Part of a data file:
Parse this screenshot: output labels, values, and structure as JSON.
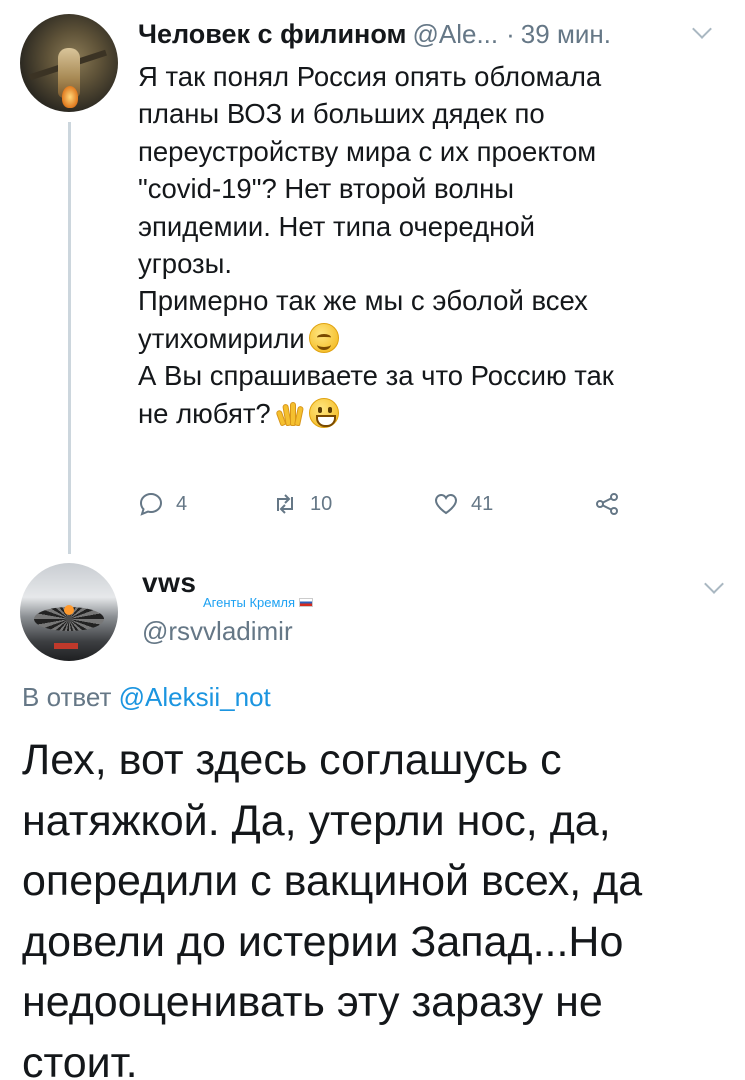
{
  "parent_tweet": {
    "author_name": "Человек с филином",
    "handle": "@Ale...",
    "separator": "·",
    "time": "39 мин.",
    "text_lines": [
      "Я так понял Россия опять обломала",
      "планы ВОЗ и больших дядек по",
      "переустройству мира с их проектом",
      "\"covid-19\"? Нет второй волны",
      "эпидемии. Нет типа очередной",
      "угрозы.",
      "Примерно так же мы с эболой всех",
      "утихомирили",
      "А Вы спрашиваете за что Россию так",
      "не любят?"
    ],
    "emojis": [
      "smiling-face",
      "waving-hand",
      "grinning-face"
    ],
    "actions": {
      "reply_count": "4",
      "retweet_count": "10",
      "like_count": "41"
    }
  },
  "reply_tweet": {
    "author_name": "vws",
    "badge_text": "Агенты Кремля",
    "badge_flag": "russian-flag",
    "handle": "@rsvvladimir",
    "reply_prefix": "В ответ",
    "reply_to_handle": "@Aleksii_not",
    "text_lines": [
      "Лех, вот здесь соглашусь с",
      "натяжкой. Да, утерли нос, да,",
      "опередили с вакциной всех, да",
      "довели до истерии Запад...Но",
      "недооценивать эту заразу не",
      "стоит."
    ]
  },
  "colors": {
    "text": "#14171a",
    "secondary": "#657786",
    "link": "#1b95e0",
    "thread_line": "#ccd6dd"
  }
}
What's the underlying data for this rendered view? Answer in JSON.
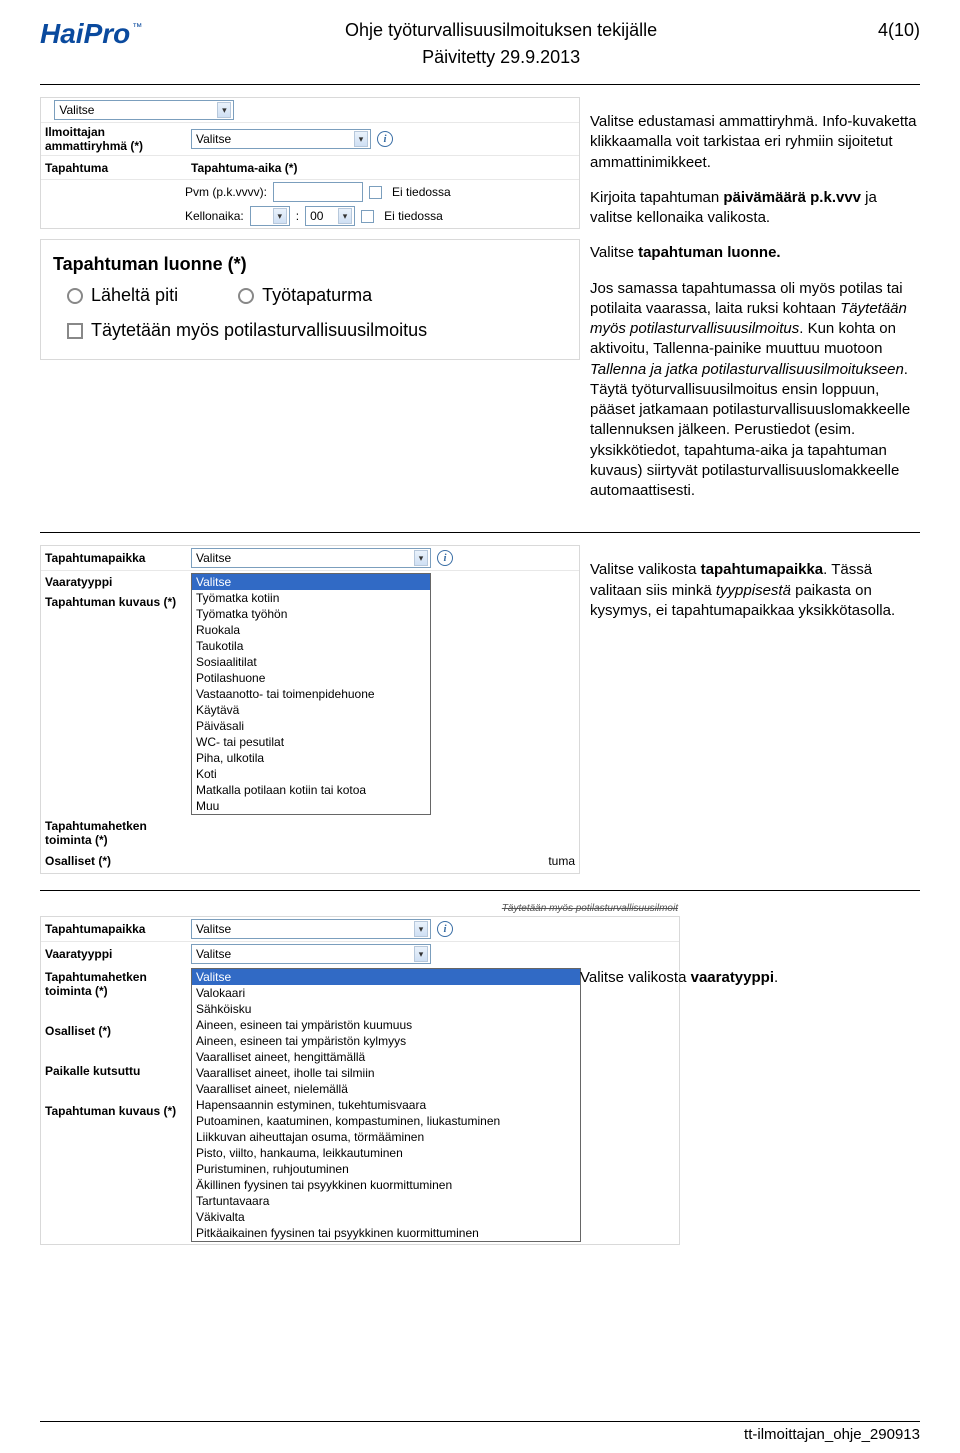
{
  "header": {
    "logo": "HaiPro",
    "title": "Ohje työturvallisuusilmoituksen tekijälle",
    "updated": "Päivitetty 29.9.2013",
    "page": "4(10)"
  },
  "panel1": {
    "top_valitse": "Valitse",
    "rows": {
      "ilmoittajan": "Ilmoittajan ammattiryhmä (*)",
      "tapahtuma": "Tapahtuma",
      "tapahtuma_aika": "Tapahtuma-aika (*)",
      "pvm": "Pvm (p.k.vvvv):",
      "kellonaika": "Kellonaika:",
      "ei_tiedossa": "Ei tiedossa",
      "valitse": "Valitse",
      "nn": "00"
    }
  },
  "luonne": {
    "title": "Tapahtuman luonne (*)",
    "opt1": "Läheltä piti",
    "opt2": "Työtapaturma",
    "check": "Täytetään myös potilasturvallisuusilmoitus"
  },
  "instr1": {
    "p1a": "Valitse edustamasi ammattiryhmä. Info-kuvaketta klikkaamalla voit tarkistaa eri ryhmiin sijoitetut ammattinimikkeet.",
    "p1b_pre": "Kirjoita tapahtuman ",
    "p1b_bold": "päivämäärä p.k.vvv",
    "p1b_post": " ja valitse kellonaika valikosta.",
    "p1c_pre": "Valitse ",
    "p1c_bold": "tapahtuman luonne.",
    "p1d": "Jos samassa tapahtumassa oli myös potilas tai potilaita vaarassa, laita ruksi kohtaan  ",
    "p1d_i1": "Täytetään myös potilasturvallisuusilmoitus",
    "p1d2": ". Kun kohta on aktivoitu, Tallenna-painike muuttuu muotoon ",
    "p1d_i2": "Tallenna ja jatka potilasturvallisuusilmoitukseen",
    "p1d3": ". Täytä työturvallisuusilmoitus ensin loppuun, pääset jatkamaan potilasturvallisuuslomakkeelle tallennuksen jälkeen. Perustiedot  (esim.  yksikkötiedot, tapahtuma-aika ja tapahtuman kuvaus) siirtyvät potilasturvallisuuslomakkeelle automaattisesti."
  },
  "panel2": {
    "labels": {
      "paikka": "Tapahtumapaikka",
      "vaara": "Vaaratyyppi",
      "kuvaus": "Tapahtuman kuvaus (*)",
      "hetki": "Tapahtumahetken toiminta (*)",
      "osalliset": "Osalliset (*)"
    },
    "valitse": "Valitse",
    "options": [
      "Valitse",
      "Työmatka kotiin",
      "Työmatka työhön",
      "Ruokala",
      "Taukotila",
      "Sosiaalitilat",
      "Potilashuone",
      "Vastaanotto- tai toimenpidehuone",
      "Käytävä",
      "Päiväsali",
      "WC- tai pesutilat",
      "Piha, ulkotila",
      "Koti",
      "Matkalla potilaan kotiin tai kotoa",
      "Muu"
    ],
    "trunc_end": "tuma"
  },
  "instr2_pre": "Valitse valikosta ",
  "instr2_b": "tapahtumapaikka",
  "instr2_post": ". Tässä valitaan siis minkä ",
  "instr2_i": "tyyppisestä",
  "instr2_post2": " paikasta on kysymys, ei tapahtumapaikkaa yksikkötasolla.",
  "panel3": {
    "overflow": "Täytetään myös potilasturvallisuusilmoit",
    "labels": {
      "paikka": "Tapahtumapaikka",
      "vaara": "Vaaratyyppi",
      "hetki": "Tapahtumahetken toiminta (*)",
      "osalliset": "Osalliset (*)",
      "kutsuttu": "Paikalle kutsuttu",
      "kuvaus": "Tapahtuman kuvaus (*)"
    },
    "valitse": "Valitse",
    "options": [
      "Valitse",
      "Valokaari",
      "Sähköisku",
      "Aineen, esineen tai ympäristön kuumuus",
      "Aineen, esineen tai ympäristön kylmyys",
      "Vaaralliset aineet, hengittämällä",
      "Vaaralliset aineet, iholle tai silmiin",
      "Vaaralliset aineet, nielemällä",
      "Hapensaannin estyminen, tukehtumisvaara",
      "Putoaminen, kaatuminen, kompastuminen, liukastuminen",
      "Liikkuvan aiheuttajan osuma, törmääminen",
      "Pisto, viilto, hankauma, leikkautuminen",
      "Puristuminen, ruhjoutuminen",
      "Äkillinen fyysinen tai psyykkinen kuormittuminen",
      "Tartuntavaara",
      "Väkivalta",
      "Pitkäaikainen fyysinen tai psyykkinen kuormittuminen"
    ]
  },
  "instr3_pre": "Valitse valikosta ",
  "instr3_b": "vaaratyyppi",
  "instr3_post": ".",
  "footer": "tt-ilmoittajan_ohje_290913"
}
--
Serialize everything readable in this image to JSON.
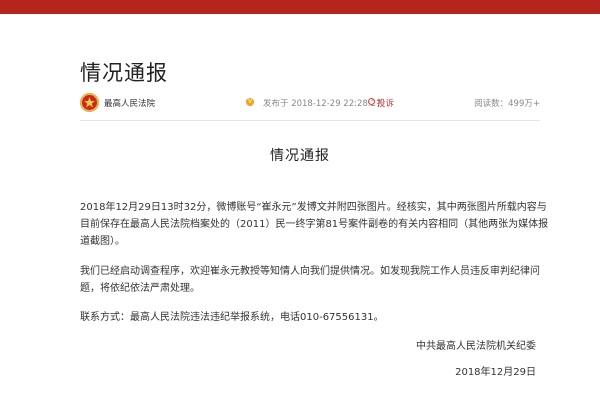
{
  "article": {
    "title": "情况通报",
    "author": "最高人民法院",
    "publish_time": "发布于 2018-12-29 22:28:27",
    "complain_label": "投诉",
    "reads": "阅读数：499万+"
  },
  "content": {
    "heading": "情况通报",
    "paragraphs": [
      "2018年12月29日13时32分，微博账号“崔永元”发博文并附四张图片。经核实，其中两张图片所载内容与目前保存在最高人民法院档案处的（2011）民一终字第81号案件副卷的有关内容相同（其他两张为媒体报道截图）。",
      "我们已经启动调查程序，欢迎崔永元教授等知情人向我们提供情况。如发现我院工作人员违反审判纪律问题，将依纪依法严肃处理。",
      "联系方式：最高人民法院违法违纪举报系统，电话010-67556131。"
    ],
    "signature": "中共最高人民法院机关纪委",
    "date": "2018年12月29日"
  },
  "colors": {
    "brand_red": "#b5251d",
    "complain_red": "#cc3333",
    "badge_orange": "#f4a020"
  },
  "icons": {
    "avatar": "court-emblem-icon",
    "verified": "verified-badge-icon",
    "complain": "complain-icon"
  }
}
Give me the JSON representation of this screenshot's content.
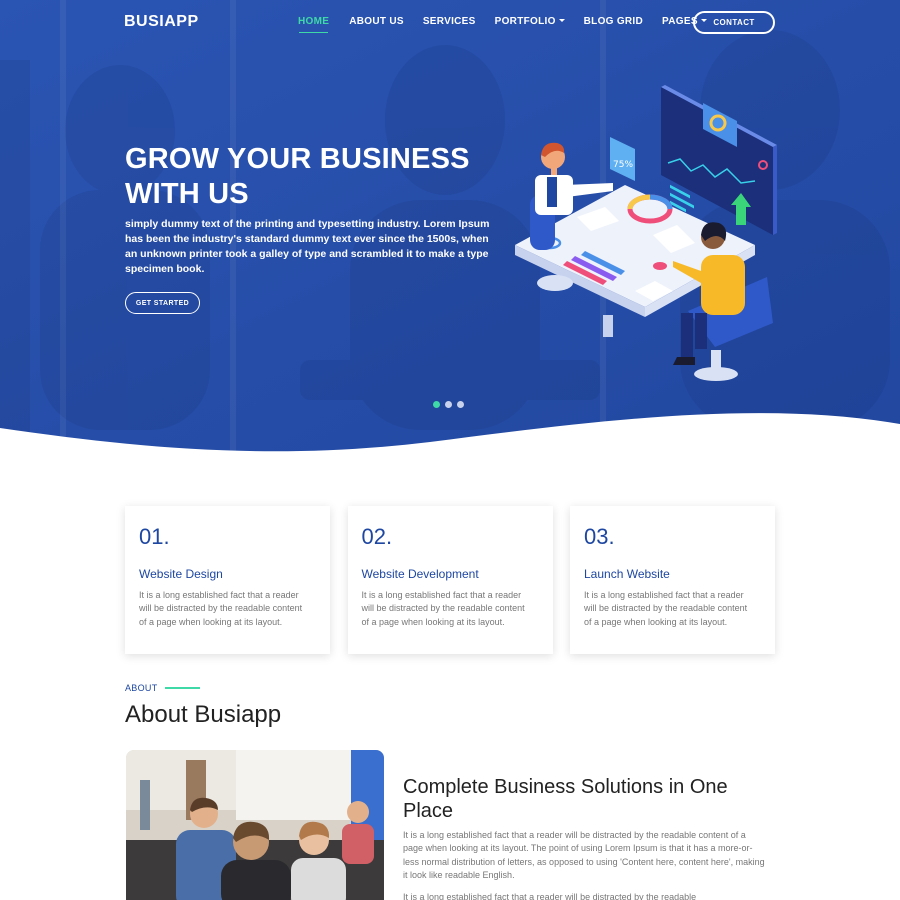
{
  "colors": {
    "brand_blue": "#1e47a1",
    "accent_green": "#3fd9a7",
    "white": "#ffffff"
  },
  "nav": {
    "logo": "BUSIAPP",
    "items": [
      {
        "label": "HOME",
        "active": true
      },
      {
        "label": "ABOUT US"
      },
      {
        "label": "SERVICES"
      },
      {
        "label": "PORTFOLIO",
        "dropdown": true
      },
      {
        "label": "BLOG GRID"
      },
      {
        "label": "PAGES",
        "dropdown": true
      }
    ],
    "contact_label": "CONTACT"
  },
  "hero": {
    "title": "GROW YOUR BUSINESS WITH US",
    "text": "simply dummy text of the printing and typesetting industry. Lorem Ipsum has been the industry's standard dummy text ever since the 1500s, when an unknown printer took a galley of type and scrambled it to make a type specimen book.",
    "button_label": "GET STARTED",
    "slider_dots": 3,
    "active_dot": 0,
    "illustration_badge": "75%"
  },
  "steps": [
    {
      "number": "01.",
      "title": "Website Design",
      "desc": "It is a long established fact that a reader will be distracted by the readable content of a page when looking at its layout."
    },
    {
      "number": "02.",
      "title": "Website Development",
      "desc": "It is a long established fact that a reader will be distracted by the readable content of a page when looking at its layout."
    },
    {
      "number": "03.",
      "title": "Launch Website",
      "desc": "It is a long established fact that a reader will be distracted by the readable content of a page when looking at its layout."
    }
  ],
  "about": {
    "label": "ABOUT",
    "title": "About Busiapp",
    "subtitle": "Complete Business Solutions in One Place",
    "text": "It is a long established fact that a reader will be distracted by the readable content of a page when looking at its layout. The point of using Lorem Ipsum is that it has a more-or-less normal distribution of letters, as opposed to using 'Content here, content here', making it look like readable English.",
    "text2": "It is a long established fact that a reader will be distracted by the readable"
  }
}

(Task to carry out)
Take every line from the data above that holds "luonne" and copy it out.

(Output)
  "luonne": {
    "title": "Tapahtuman luonne (*)",
    "p1c_bold": "tapahtuman luonne.",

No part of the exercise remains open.